*Task description:* Write the material out again exactly as it stands.
===== Stored data
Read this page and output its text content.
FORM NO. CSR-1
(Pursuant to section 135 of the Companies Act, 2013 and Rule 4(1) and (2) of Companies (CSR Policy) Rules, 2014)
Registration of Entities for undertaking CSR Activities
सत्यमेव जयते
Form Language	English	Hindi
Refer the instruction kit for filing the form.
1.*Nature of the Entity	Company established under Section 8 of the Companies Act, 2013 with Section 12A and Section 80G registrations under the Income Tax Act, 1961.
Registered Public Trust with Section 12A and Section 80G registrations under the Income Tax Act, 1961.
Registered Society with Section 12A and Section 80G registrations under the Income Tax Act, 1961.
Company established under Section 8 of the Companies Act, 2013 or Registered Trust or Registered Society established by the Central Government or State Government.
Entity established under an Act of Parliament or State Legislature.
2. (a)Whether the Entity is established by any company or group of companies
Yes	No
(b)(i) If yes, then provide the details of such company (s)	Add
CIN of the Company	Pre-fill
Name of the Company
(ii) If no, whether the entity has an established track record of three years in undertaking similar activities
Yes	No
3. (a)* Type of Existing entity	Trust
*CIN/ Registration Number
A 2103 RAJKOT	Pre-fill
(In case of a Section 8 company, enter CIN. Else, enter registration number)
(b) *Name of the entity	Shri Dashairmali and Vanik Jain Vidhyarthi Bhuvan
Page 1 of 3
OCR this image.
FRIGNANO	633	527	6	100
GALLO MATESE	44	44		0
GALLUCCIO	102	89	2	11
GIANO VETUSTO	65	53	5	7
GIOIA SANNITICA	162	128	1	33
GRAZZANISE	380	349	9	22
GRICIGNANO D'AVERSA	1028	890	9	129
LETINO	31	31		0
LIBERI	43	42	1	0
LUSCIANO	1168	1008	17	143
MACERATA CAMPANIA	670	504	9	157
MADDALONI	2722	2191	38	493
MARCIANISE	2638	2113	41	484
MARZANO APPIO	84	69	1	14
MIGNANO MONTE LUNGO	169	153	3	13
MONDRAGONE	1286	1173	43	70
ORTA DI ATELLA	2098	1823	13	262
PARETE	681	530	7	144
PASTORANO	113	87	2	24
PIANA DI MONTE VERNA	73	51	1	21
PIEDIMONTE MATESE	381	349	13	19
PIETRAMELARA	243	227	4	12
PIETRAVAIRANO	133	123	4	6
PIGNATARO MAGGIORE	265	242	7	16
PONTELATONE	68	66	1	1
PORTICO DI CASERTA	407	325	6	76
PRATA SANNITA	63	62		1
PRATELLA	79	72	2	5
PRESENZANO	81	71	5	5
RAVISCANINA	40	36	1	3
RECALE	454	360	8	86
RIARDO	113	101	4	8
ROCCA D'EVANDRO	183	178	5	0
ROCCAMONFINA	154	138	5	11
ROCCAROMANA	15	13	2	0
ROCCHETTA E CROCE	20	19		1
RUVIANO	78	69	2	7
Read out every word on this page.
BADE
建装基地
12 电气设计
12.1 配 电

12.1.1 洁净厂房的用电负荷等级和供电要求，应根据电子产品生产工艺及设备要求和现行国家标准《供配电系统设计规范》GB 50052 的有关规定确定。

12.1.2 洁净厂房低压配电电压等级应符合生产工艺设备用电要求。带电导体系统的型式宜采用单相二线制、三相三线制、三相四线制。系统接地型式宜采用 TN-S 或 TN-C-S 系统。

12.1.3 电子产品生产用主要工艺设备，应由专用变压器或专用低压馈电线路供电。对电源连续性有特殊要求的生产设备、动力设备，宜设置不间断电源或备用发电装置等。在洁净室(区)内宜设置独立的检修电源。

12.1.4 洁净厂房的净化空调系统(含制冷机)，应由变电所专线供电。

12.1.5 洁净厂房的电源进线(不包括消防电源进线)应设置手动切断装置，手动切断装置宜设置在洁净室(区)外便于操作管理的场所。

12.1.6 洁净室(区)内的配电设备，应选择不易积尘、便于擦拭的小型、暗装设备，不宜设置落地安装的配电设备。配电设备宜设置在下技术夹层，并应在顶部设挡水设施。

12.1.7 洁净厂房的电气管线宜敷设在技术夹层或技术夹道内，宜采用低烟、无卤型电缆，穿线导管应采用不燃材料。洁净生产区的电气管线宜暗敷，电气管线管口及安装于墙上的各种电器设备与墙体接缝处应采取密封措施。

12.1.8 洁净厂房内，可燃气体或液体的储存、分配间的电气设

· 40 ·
==========
*Problem solution:*
Read this page and output its text content.
FORM NO. CSR-1
(Pursuant to section 135 of the Companies Act, 2013 and Rule 4(1) and (2) of Companies (CSR Policy) Rules, 2014)
Registration of Entities for undertaking CSR Activities
सत्यमेव जयते
Form Language	English	Hindi
Refer the instruction kit for filing the form.
1.*Nature of the Entity	Company established under Section 8 of the Companies Act, 2013 with Section 12A and Section 80G registrations under the Income Tax Act, 1961.
Registered Public Trust with Section 12A and Section 80G registrations under the Income Tax Act, 1961.
Registered Society with Section 12A and Section 80G registrations under the Income Tax Act, 1961.
Company established under Section 8 of the Companies Act, 2013 or Registered Trust or Registered Society established by the Central Government or State Government.
Entity established under an Act of Parliament or State Legislature.
2. (a)Whether the Entity is established by any company or group of companies
Yes	No
(b)(i) If yes, then provide the details of such company (s)	Add
CIN of the Company	Pre-fill
Name of the Company
(ii) If no, whether the entity has an established track record of three years in undertaking similar activities
Yes	No
3. (a)* Type of Existing entity	Trust
*CIN/ Registration Number
A 2103 RAJKOT	Pre-fill
(In case of a Section 8 company, enter CIN. Else, enter registration number)
(b) *Name of the entity	Shri Dashairmali and Vanik Jain Vidhyarthi Bhuvan
Page 1 of 3
OCR this image.
FRIGNANO	633	527	6	100
GALLO MATESE	44	44		0
GALLUCCIO	102	89	2	11
GIANO VETUSTO	65	53	5	7
GIOIA SANNITICA	162	128	1	33
GRAZZANISE	380	349	9	22
GRICIGNANO D'AVERSA	1028	890	9	129
LETINO	31	31		0
LIBERI	43	42	1	0
LUSCIANO	1168	1008	17	143
MACERATA CAMPANIA	670	504	9	157
MADDALONI	2722	2191	38	493
MARCIANISE	2638	2113	41	484
MARZANO APPIO	84	69	1	14
MIGNANO MONTE LUNGO	169	153	3	13
MONDRAGONE	1286	1173	43	70
ORTA DI ATELLA	2098	1823	13	262
PARETE	681	530	7	144
PASTORANO	113	87	2	24
PIANA DI MONTE VERNA	73	51	1	21
PIEDIMONTE MATESE	381	349	13	19
PIETRAMELARA	243	227	4	12
PIETRAVAIRANO	133	123	4	6
PIGNATARO MAGGIORE	265	242	7	16
PONTELATONE	68	66	1	1
PORTICO DI CASERTA	407	325	6	76
PRATA SANNITA	63	62		1
PRATELLA	79	72	2	5
PRESENZANO	81	71	5	5
RAVISCANINA	40	36	1	3
RECALE	454	360	8	86
RIARDO	113	101	4	8
ROCCA D'EVANDRO	183	178	5	0
ROCCAMONFINA	154	138	5	11
ROCCAROMANA	15	13	2	0
ROCCHETTA E CROCE	20	19		1
RUVIANO	78	69	2	7
Read out every word on this page.
BADE
建装基地
12 电气设计
12.1 配 电

12.1.1 洁净厂房的用电负荷等级和供电要求，应根据电子产品生产工艺及设备要求和现行国家标准《供配电系统设计规范》GB 50052 的有关规定确定。

12.1.2 洁净厂房低压配电电压等级应符合生产工艺设备用电要求。带电导体系统的型式宜采用单相二线制、三相三线制、三相四线制。系统接地型式宜采用 TN-S 或 TN-C-S 系统。

12.1.3 电子产品生产用主要工艺设备，应由专用变压器或专用低压馈电线路供电。对电源连续性有特殊要求的生产设备、动力设备，宜设置不间断电源或备用发电装置等。在洁净室(区)内宜设置独立的检修电源。

12.1.4 洁净厂房的净化空调系统(含制冷机)，应由变电所专线供电。

12.1.5 洁净厂房的电源进线(不包括消防电源进线)应设置手动切断装置，手动切断装置宜设置在洁净室(区)外便于操作管理的场所。

12.1.6 洁净室(区)内的配电设备，应选择不易积尘、便于擦拭的小型、暗装设备，不宜设置落地安装的配电设备。配电设备宜设置在下技术夹层，并应在顶部设挡水设施。

12.1.7 洁净厂房的电气管线宜敷设在技术夹层或技术夹道内，宜采用低烟、无卤型电缆，穿线导管应采用不燃材料。洁净生产区的电气管线宜暗敷，电气管线管口及安装于墙上的各种电器设备与墙体接缝处应采取密封措施。

12.1.8 洁净厂房内，可燃气体或液体的储存、分配间的电气设

· 40 ·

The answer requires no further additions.